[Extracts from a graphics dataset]
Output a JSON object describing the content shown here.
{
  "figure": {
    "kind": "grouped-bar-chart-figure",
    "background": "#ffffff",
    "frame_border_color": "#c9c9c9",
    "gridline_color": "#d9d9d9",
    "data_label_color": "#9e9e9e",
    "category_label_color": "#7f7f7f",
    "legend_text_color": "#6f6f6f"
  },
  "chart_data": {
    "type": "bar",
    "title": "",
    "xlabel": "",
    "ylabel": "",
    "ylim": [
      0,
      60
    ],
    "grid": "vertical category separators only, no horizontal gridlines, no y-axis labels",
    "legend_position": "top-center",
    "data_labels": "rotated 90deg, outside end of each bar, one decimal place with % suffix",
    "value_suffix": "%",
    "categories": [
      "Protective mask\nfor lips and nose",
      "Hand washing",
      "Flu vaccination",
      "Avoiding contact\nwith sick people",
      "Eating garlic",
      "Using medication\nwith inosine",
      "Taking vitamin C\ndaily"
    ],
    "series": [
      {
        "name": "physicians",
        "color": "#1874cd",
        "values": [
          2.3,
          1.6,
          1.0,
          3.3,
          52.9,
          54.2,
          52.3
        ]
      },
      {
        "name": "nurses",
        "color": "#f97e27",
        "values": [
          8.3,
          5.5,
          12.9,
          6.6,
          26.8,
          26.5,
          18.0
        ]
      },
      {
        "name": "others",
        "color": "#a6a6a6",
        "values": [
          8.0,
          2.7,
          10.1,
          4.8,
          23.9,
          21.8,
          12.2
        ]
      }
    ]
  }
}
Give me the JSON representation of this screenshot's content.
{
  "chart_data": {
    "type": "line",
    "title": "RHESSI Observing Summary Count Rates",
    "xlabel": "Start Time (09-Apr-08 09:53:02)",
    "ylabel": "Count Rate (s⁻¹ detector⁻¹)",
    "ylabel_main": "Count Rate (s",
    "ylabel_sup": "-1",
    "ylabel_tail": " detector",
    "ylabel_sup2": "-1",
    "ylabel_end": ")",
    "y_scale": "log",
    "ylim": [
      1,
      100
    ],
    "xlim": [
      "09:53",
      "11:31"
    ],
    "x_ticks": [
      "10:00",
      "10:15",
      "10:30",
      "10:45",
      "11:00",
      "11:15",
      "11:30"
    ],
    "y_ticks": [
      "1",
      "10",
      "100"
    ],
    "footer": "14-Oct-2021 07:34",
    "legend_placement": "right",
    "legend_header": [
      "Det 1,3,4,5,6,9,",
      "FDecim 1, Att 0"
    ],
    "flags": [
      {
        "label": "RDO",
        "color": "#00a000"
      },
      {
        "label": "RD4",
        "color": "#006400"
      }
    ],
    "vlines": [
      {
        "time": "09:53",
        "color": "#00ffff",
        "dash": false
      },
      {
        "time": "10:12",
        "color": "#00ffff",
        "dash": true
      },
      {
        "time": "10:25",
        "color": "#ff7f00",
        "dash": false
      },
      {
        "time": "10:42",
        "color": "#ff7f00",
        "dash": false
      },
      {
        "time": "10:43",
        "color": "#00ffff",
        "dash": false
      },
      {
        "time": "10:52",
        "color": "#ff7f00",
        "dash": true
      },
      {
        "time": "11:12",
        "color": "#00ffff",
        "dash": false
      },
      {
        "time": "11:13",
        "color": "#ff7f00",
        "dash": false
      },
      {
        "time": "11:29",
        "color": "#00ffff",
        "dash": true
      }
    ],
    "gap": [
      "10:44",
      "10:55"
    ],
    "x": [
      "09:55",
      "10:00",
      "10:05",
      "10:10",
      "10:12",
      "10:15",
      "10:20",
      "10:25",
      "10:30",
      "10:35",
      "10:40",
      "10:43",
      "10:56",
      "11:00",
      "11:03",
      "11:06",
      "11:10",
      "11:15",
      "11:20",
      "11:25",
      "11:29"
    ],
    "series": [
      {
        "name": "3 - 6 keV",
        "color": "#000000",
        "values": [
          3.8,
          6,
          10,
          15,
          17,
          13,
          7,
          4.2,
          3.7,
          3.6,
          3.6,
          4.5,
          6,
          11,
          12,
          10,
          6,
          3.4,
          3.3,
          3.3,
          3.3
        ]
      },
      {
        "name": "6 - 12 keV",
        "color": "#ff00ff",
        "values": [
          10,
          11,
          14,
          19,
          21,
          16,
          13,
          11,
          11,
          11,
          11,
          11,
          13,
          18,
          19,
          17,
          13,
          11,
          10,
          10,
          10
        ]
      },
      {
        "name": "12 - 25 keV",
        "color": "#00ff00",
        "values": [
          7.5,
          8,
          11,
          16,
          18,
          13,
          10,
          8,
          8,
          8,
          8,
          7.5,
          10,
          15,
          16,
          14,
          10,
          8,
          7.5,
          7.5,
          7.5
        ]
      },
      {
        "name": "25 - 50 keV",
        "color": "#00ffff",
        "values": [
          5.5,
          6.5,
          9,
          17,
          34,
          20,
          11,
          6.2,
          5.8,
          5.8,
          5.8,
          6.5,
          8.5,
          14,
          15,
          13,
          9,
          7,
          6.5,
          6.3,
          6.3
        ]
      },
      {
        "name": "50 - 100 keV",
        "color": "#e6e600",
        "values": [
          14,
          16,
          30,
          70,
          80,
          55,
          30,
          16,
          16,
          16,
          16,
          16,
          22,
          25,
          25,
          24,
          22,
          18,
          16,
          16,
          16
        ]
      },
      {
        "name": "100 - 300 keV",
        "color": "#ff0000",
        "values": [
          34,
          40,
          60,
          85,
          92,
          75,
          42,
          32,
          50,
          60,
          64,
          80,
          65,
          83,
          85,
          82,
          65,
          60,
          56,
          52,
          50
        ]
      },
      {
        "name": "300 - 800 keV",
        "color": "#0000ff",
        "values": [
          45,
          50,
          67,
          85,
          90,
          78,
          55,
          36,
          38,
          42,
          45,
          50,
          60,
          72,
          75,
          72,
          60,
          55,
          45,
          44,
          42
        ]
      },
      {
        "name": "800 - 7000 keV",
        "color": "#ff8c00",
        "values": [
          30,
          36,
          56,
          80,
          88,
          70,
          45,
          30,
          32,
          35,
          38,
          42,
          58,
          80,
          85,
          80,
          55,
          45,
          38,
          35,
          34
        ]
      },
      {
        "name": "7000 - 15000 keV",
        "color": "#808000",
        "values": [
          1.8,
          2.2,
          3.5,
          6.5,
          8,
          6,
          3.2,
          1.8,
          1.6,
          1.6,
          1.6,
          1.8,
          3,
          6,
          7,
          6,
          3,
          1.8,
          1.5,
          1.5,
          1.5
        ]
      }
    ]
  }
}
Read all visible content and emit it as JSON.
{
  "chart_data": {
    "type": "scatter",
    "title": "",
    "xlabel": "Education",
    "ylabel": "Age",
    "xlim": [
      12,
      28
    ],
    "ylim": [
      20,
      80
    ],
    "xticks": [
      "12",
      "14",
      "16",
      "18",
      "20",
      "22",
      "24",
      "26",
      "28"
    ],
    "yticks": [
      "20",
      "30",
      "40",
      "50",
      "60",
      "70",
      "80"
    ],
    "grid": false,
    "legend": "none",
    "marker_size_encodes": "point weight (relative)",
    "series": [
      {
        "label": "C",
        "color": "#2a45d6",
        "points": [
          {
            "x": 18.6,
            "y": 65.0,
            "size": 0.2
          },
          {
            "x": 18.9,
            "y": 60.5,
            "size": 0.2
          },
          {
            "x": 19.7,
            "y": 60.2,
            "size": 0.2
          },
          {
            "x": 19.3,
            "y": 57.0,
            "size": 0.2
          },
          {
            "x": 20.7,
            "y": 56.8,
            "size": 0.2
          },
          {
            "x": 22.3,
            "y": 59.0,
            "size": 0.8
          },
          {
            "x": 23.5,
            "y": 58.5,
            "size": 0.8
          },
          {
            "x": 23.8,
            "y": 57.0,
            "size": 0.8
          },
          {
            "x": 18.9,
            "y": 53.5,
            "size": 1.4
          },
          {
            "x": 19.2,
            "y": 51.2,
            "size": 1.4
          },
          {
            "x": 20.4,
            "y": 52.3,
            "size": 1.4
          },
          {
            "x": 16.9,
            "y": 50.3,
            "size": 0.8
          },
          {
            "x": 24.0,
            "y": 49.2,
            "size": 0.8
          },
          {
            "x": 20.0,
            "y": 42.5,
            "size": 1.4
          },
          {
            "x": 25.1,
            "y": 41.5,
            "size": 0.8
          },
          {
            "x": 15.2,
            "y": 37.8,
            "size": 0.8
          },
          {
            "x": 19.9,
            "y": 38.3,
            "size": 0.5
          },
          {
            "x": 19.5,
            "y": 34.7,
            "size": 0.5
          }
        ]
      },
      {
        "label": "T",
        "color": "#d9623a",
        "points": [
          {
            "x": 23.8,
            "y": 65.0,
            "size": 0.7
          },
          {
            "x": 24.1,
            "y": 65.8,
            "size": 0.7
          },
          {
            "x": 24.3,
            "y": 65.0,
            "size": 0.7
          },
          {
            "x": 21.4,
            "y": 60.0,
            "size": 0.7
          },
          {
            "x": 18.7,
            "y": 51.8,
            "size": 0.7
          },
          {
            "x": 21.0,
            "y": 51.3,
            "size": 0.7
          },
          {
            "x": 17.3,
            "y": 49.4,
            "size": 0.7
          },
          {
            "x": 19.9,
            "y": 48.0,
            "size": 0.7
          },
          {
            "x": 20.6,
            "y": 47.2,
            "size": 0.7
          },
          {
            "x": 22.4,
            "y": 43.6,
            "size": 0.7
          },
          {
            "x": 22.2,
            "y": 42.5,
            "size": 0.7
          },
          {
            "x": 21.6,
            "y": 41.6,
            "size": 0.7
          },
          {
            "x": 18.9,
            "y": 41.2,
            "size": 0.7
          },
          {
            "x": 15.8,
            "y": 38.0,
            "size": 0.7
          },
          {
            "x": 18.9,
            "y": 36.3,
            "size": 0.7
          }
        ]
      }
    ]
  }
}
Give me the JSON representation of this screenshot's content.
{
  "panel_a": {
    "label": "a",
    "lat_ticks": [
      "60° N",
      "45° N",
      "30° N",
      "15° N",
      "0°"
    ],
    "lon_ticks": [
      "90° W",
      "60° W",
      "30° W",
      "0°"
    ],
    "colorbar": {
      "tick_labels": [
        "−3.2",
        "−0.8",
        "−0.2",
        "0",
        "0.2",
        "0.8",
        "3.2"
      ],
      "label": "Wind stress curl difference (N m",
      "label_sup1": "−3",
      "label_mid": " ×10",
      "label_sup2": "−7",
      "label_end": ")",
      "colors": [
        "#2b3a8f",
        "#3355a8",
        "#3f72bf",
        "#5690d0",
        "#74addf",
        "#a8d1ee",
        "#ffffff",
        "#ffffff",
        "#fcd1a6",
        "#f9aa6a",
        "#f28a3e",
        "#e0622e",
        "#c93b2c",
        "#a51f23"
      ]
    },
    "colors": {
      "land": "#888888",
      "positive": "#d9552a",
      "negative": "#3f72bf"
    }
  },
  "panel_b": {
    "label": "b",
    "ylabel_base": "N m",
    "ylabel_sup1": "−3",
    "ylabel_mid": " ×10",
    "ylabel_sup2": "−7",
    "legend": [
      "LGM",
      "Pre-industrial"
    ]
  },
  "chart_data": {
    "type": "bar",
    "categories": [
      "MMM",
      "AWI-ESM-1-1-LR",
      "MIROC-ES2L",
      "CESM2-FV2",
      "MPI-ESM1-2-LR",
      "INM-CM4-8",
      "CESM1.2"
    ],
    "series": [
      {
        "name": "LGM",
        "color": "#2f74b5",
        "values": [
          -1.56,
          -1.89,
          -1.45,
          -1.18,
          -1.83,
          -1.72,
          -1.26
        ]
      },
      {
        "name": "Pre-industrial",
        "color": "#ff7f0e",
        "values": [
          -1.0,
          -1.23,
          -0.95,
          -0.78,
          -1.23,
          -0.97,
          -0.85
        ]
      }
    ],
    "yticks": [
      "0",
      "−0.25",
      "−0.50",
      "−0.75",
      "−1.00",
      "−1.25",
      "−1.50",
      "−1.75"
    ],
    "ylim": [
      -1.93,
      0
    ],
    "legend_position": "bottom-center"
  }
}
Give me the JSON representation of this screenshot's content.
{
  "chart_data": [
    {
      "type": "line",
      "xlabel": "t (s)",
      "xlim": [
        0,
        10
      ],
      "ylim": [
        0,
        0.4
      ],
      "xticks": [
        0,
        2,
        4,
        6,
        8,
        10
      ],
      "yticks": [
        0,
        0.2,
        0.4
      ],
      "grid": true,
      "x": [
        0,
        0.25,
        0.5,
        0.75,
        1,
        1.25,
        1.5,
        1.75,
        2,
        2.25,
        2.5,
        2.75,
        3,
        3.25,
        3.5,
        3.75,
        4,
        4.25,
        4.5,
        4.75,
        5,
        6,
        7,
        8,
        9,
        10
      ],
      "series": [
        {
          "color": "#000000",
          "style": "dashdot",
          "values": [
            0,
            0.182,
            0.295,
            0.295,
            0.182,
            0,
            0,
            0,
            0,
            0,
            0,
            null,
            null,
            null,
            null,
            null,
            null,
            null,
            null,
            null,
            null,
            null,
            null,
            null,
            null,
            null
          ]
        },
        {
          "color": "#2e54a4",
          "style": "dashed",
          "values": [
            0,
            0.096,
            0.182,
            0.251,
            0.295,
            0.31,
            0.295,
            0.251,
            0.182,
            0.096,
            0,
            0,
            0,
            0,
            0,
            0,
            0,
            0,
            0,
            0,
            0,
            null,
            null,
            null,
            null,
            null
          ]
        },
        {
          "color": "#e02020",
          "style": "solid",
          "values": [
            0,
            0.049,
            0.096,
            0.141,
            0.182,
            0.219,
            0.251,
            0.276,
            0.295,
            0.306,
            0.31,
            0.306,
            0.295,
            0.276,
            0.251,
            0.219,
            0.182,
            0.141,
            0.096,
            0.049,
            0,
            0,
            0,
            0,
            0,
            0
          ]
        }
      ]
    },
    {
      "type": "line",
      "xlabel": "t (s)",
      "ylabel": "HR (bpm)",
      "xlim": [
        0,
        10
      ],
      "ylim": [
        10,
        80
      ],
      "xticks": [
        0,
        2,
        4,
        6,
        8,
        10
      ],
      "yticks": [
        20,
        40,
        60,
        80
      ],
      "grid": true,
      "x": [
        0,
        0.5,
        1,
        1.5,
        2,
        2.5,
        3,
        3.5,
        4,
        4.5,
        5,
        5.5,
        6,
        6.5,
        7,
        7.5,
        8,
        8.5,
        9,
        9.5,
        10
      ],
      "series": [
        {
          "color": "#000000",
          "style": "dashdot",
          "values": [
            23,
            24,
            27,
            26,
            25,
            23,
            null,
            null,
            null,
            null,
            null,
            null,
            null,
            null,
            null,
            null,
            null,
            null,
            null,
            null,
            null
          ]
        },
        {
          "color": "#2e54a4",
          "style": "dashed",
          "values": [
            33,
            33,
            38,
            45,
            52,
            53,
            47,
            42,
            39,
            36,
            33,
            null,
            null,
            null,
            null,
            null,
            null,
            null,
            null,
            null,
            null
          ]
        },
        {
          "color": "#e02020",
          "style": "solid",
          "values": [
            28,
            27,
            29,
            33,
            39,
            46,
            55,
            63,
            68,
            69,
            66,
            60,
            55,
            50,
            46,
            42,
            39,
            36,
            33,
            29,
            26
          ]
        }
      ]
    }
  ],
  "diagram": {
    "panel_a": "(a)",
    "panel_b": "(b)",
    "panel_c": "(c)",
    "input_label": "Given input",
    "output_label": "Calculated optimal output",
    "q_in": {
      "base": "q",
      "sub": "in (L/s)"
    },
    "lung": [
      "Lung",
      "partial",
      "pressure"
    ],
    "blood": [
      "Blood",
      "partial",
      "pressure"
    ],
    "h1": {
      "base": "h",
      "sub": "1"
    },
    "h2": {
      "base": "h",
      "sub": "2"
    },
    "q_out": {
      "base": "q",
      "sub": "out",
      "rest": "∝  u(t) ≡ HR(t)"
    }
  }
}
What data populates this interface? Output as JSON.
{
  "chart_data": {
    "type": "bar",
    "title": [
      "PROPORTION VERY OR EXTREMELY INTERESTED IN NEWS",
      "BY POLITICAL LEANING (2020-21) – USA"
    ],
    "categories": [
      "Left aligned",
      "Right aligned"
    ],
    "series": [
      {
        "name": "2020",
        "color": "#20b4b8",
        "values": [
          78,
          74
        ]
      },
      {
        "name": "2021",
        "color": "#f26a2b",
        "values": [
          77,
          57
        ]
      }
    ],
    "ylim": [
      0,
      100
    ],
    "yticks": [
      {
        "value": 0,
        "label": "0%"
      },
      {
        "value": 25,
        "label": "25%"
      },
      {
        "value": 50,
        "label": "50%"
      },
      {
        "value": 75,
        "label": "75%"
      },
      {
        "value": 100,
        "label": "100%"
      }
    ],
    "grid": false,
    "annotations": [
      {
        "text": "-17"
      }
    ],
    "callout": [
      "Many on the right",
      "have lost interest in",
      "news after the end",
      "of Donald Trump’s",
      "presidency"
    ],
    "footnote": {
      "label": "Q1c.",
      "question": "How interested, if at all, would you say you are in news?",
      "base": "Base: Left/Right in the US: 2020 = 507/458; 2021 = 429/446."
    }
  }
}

What you need to do: From the records, copy every line that has the string "Count" in it.

Output for this task:
    "title": "RHESSI Observing Summary Count Rates",
    "ylabel": "Count Rate (s⁻¹ detector⁻¹)",
    "ylabel_main": "Count Rate (s",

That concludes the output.